Quote the listing in full, exactly as given, minus any pictures.

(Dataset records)
__________
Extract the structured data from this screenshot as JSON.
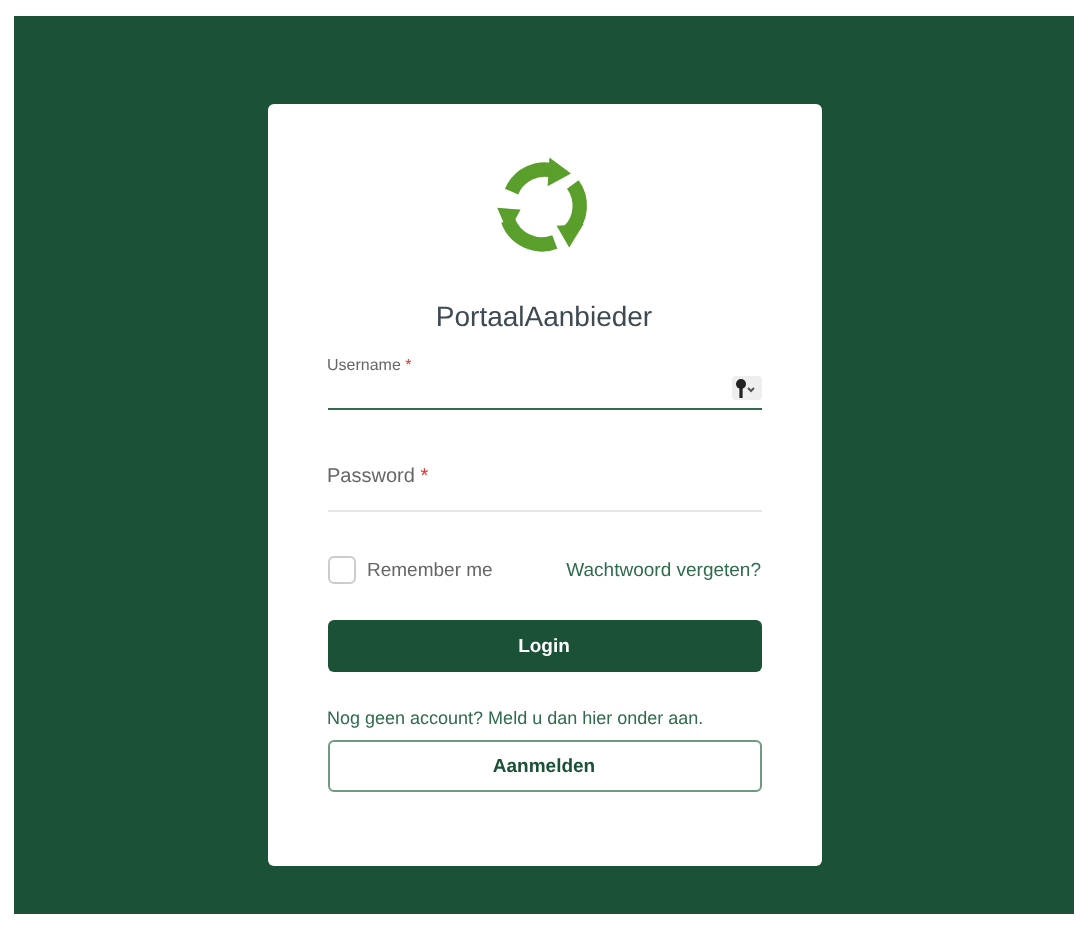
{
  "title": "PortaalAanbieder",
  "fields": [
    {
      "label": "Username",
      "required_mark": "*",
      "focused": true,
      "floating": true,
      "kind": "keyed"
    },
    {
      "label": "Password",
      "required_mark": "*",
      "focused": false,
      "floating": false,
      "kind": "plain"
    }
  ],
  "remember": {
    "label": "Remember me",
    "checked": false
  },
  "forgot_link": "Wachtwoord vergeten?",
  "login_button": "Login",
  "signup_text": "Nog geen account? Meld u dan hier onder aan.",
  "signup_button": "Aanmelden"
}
__________
**Response for this exercise**.
Extract the structured data from this screenshot as JSON.
{
  "title": "PortaalAanbieder",
  "fields": [
    {
      "label": "Username",
      "required_mark": "*",
      "focused": true,
      "floating": true,
      "kind": "keyed"
    },
    {
      "label": "Password",
      "required_mark": "*",
      "focused": false,
      "floating": false,
      "kind": "plain"
    }
  ],
  "remember": {
    "label": "Remember me",
    "checked": false
  },
  "forgot_link": "Wachtwoord vergeten?",
  "login_button": "Login",
  "signup_text": "Nog geen account? Meld u dan hier onder aan.",
  "signup_button": "Aanmelden"
}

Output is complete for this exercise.